_Problem to solve_:
Compute the number of lines that include the string "mile", then output that number and nothing else.
——
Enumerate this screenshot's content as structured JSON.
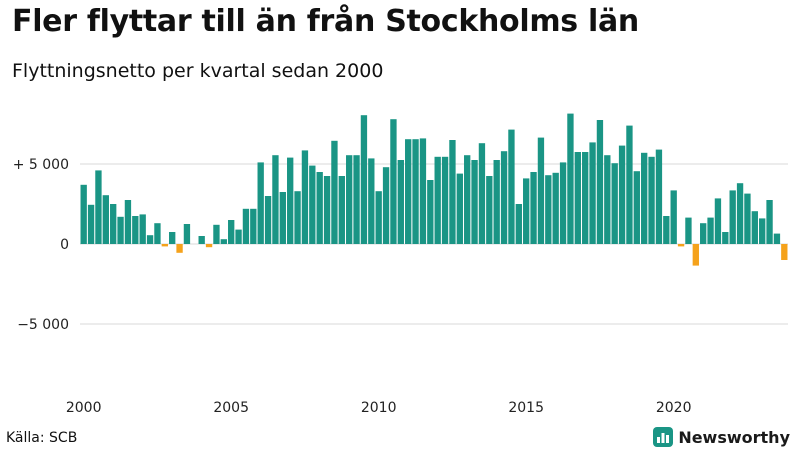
{
  "header": {
    "title": "Fler flyttar till än från Stockholms län",
    "subtitle": "Flyttningsnetto per kvartal sedan 2000"
  },
  "footer": {
    "source": "Källa: SCB",
    "brand": "Newsworthy",
    "brand_icon": "bar-chart-logo-icon"
  },
  "colors": {
    "positive": "#1a9585",
    "negative": "#f5a21b",
    "grid": "#d9d9d9",
    "brand": "#1a9585"
  },
  "chart_data": {
    "type": "bar",
    "title": "Fler flyttar till än från Stockholms län",
    "subtitle": "Flyttningsnetto per kvartal sedan 2000",
    "start": "2000 Q1",
    "values": [
      3700,
      2450,
      4600,
      3050,
      2500,
      1700,
      2750,
      1750,
      1850,
      550,
      1300,
      -150,
      750,
      -550,
      1250,
      0,
      500,
      -200,
      1200,
      300,
      1500,
      900,
      2200,
      2200,
      5100,
      3000,
      5550,
      3250,
      5400,
      3300,
      5850,
      4900,
      4500,
      4250,
      6450,
      4250,
      5550,
      5550,
      8050,
      5350,
      3300,
      4800,
      7800,
      5250,
      6550,
      6550,
      6600,
      4000,
      5450,
      5450,
      6500,
      4400,
      5550,
      5250,
      6300,
      4250,
      5250,
      5800,
      7150,
      2500,
      4100,
      4500,
      6650,
      4300,
      4450,
      5100,
      8150,
      5750,
      5750,
      6350,
      7750,
      5550,
      5050,
      6150,
      7400,
      4550,
      5700,
      5450,
      5900,
      1750,
      3350,
      -150,
      1650,
      -1350,
      1300,
      1650,
      2850,
      750,
      3350,
      3800,
      3150,
      2050,
      1600,
      2750,
      650,
      -1000
    ],
    "ylim": [
      -7500,
      9000
    ],
    "yticks": [
      -5000,
      0,
      5000
    ],
    "ytick_labels": [
      "−5 000",
      "0",
      "+ 5 000"
    ],
    "xticks": [
      {
        "quarter": "2000 Q1",
        "label": "2000"
      },
      {
        "quarter": "2005 Q1",
        "label": "2005"
      },
      {
        "quarter": "2010 Q1",
        "label": "2010"
      },
      {
        "quarter": "2015 Q1",
        "label": "2015"
      },
      {
        "quarter": "2020 Q1",
        "label": "2020"
      }
    ],
    "xlabel": "",
    "ylabel": "",
    "grid": true,
    "legend": "none"
  }
}
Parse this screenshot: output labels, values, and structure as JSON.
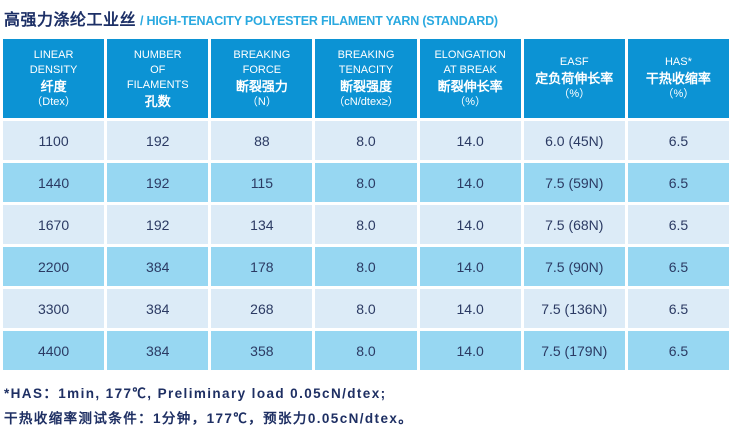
{
  "title": {
    "zh": "高强力涤纶工业丝",
    "en": "/ HIGH-TENACITY POLYESTER FILAMENT YARN (STANDARD)"
  },
  "table": {
    "columns": [
      {
        "lines": [
          "LINEAR",
          "DENSITY",
          "纤度",
          "（Dtex）"
        ]
      },
      {
        "lines": [
          "NUMBER",
          "OF",
          "FILAMENTS",
          "孔数"
        ]
      },
      {
        "lines": [
          "BREAKING",
          "FORCE",
          "断裂强力",
          "（N）"
        ]
      },
      {
        "lines": [
          "BREAKING",
          "TENACITY",
          "断裂强度",
          "（cN/dtex≥）"
        ]
      },
      {
        "lines": [
          "ELONGATION",
          "AT BREAK",
          "断裂伸长率",
          "（%）"
        ]
      },
      {
        "lines": [
          "EASF",
          "定负荷伸长率",
          "（%）"
        ]
      },
      {
        "lines": [
          "HAS*",
          "干热收缩率",
          "（%）"
        ]
      }
    ],
    "rows": [
      [
        "1100",
        "192",
        "88",
        "8.0",
        "14.0",
        "6.0 (45N)",
        "6.5"
      ],
      [
        "1440",
        "192",
        "115",
        "8.0",
        "14.0",
        "7.5 (59N)",
        "6.5"
      ],
      [
        "1670",
        "192",
        "134",
        "8.0",
        "14.0",
        "7.5 (68N)",
        "6.5"
      ],
      [
        "2200",
        "384",
        "178",
        "8.0",
        "14.0",
        "7.5 (90N)",
        "6.5"
      ],
      [
        "3300",
        "384",
        "268",
        "8.0",
        "14.0",
        "7.5 (136N)",
        "6.5"
      ],
      [
        "4400",
        "384",
        "358",
        "8.0",
        "14.0",
        "7.5 (179N)",
        "6.5"
      ]
    ]
  },
  "footnotes": [
    "*HAS：1min, 177℃, Preliminary load 0.05cN/dtex;",
    "干热收缩率测试条件：1分钟，177℃，预张力0.05cN/dtex。"
  ],
  "colors": {
    "header_bg": "#0c93d4",
    "row_odd_bg": "#dcebf7",
    "row_even_bg": "#97d7f2",
    "cell_text": "#2b3a63",
    "title_zh": "#1c2f66",
    "title_en": "#2aa9e0",
    "footnote_text": "#1e2f63"
  }
}
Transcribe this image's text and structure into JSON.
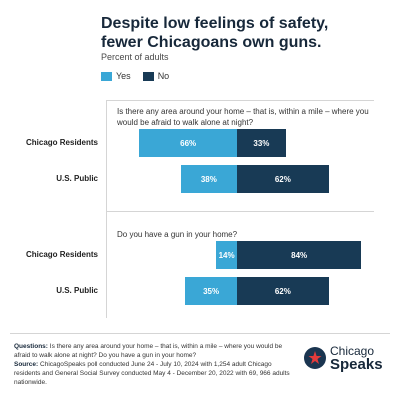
{
  "header": {
    "title": "Despite low feelings of safety, fewer Chicagoans own guns.",
    "subtitle": "Percent of adults"
  },
  "legend": [
    {
      "label": "Yes",
      "color": "#3aa7d6"
    },
    {
      "label": "No",
      "color": "#183a55"
    }
  ],
  "chart_data": {
    "type": "bar",
    "orientation": "horizontal-diverging",
    "subtitle": "Percent of adults",
    "series": [
      {
        "name": "Yes",
        "color": "#3aa7d6"
      },
      {
        "name": "No",
        "color": "#183a55"
      }
    ],
    "panels": [
      {
        "question": "Is there any area around your home – that is, within a mile – where you would be afraid to walk alone at night?",
        "rows": [
          {
            "label": "Chicago Residents",
            "yes": 66,
            "no": 33,
            "yes_label": "66%",
            "no_label": "33%"
          },
          {
            "label": "U.S. Public",
            "yes": 38,
            "no": 62,
            "yes_label": "38%",
            "no_label": "62%"
          }
        ]
      },
      {
        "question": "Do you have a gun in your home?",
        "rows": [
          {
            "label": "Chicago Residents",
            "yes": 14,
            "no": 84,
            "yes_label": "14%",
            "no_label": "84%"
          },
          {
            "label": "U.S. Public",
            "yes": 35,
            "no": 62,
            "yes_label": "35%",
            "no_label": "62%"
          }
        ]
      }
    ]
  },
  "footer": {
    "questions_label": "Questions:",
    "questions_text": "Is there any area around your home – that is, within a mile – where you would be afraid to walk alone at night? Do you have a gun in your home?",
    "source_label": "Source:",
    "source_text": "ChicagoSpeaks poll conducted June 24 - July 10, 2024 with 1,254 adult Chicago residents and General Social Survey conducted May 4 - December 20, 2022 with 69, 966 adults nationwide."
  },
  "brand": {
    "line1": "Chicago",
    "line2": "Speaks",
    "icon": "chicago-speaks-logo-icon"
  }
}
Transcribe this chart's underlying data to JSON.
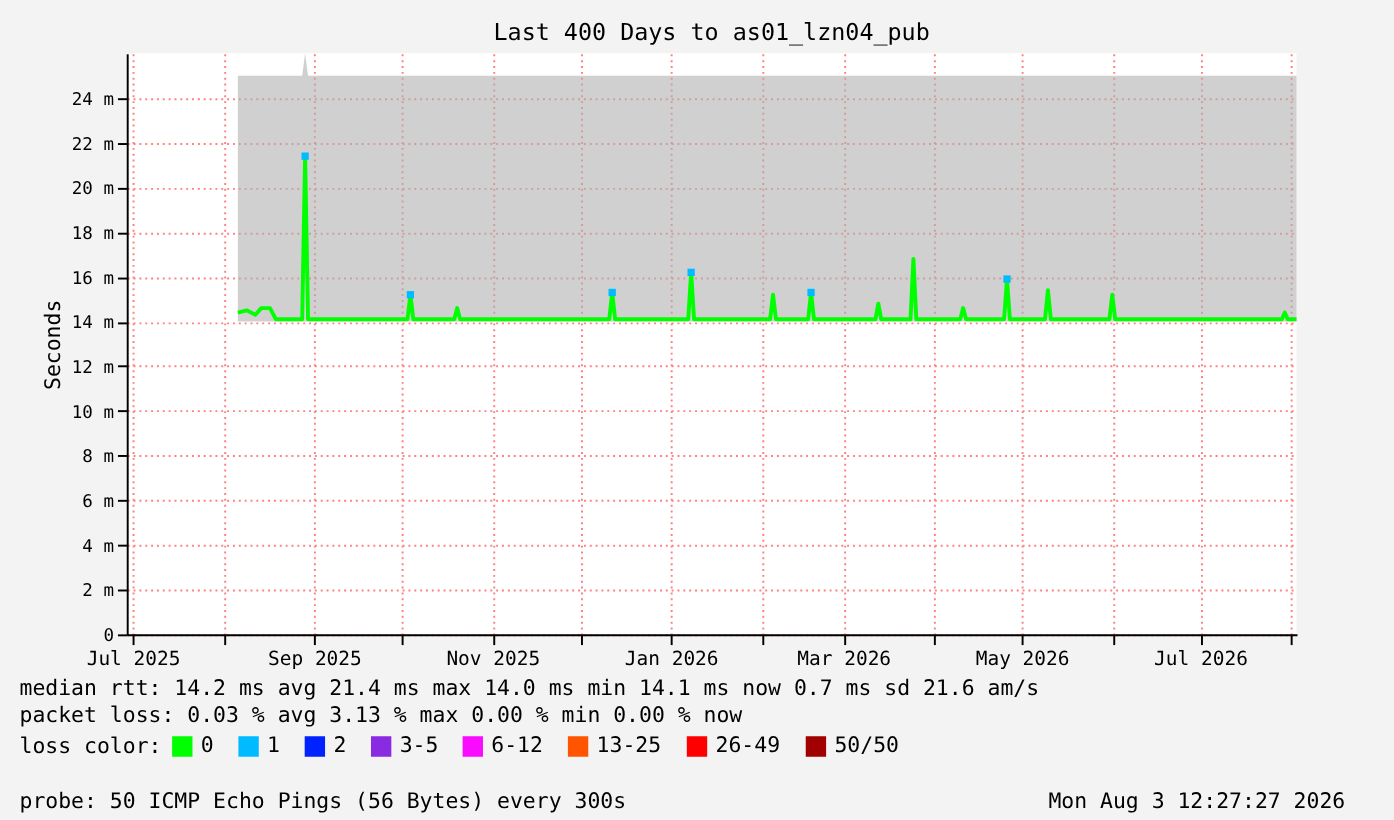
{
  "chart_data": {
    "type": "line",
    "title": "Last 400 Days to as01_lzn04_pub",
    "ylabel": "Seconds",
    "legend_title": "loss color:",
    "legend": "bottom",
    "grid": true,
    "marker": "none",
    "line_style": "solid",
    "xlim": [
      "2025-06-29",
      "2026-08-03"
    ],
    "xticks": [
      {
        "value": "2025-07-01",
        "label": "Jul 2025"
      },
      {
        "value": "2025-08-01",
        "label": null
      },
      {
        "value": "2025-09-01",
        "label": "Sep 2025"
      },
      {
        "value": "2025-10-01",
        "label": null
      },
      {
        "value": "2025-11-01",
        "label": "Nov 2025"
      },
      {
        "value": "2025-12-01",
        "label": null
      },
      {
        "value": "2026-01-01",
        "label": "Jan 2026"
      },
      {
        "value": "2026-02-01",
        "label": null
      },
      {
        "value": "2026-03-01",
        "label": "Mar 2026"
      },
      {
        "value": "2026-04-01",
        "label": null
      },
      {
        "value": "2026-05-01",
        "label": "May 2026"
      },
      {
        "value": "2026-06-01",
        "label": null
      },
      {
        "value": "2026-07-01",
        "label": "Jul 2026"
      },
      {
        "value": "2026-08-01",
        "label": null
      }
    ],
    "ylim": [
      0,
      26
    ],
    "yticks": [
      0,
      {
        "value": 2,
        "label": "2 m"
      },
      {
        "value": 4,
        "label": "4 m"
      },
      {
        "value": 6,
        "label": "6 m"
      },
      {
        "value": 8,
        "label": "8 m"
      },
      {
        "value": 10,
        "label": "10 m"
      },
      {
        "value": 12,
        "label": "12 m"
      },
      {
        "value": 14,
        "label": "14 m"
      },
      {
        "value": 16,
        "label": "16 m"
      },
      {
        "value": 18,
        "label": "18 m"
      },
      {
        "value": 20,
        "label": "20 m"
      },
      {
        "value": 22,
        "label": "22 m"
      },
      {
        "value": 24,
        "label": "24 m"
      }
    ],
    "series": [
      {
        "name": "0",
        "color": "#00ff00",
        "x": [
          "2025-08-06",
          "2025-08-09",
          "2025-08-12",
          "2025-08-14",
          "2025-08-17",
          "2025-08-19",
          "2025-08-28",
          "2025-08-29",
          "2025-08-30",
          "2025-10-03",
          "2025-10-04",
          "2025-10-05",
          "2025-10-19",
          "2025-10-20",
          "2025-10-21",
          "2025-12-11",
          "2025-12-12",
          "2025-12-13",
          "2026-01-07",
          "2026-01-08",
          "2026-01-09",
          "2026-02-04",
          "2026-02-05",
          "2026-02-06",
          "2026-02-17",
          "2026-02-18",
          "2026-02-19",
          "2026-03-12",
          "2026-03-13",
          "2026-03-14",
          "2026-03-24",
          "2026-03-25",
          "2026-03-26",
          "2026-04-10",
          "2026-04-11",
          "2026-04-12",
          "2026-04-25",
          "2026-04-26",
          "2026-04-27",
          "2026-05-09",
          "2026-05-10",
          "2026-05-11",
          "2026-05-31",
          "2026-06-01",
          "2026-06-02",
          "2026-07-29",
          "2026-07-30",
          "2026-07-31",
          "2026-08-03"
        ],
        "values": [
          14.4,
          14.5,
          14.3,
          14.6,
          14.6,
          14.1,
          14.1,
          21.4,
          14.1,
          14.1,
          15.2,
          14.1,
          14.1,
          14.6,
          14.1,
          14.1,
          15.3,
          14.1,
          14.1,
          16.2,
          14.1,
          14.1,
          15.2,
          14.1,
          14.1,
          15.3,
          14.1,
          14.1,
          14.8,
          14.1,
          14.1,
          16.8,
          14.1,
          14.1,
          14.6,
          14.1,
          14.1,
          15.9,
          14.1,
          14.1,
          15.4,
          14.1,
          14.1,
          15.2,
          14.1,
          14.1,
          14.4,
          14.1,
          14.1
        ],
        "lower": [
          14,
          14,
          14,
          14,
          14,
          14,
          14,
          14,
          14,
          14,
          14,
          14,
          14,
          14,
          14,
          14,
          14,
          14,
          14,
          14,
          14,
          14,
          14,
          14,
          14,
          14,
          14,
          14,
          14,
          14,
          14,
          14,
          14,
          14,
          14,
          14,
          14,
          14,
          14,
          14,
          14,
          14,
          14,
          14,
          14,
          14,
          14,
          14,
          14
        ],
        "upper": [
          25,
          25,
          25,
          25,
          25,
          25,
          25,
          26,
          25,
          25,
          25,
          25,
          25,
          25,
          25,
          25,
          25,
          25,
          25,
          25,
          25,
          25,
          25,
          25,
          25,
          25,
          25,
          25,
          25,
          25,
          25,
          25,
          25,
          25,
          25,
          25,
          25,
          25,
          25,
          25,
          25,
          25,
          25,
          25,
          25,
          25,
          25,
          25,
          25
        ]
      },
      {
        "name": "1",
        "color": "#00bbff",
        "type": "scatter",
        "marker": "square",
        "x": [
          "2025-08-29",
          "2025-10-04",
          "2025-12-12",
          "2026-01-08",
          "2026-02-18",
          "2026-04-26"
        ],
        "values": [
          21.4,
          15.2,
          15.3,
          16.2,
          15.3,
          15.9
        ]
      },
      {
        "name": "2",
        "color": "#0022ff",
        "type": "scatter"
      },
      {
        "name": "3-5",
        "color": "#8a2be2",
        "type": "scatter"
      },
      {
        "name": "6-12",
        "color": "#fa0bff",
        "type": "scatter"
      },
      {
        "name": "13-25",
        "color": "#ff5500",
        "type": "scatter"
      },
      {
        "name": "26-49",
        "color": "#ff0000",
        "type": "scatter"
      },
      {
        "name": "50/50",
        "color": "#a10000",
        "type": "scatter"
      }
    ],
    "annotations": [
      "median rtt:  14.2 ms avg  21.4 ms max  14.0 ms min  14.1 ms now  0.7 ms sd  21.6   am/s",
      "packet loss: 0.03 % avg  3.13 % max  0.00 % min  0.00 % now",
      "probe:       50 ICMP Echo Pings (56 Bytes) every 300s",
      "Mon Aug  3 12:27:27 2026"
    ]
  }
}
——
_Response for this exercise_:
2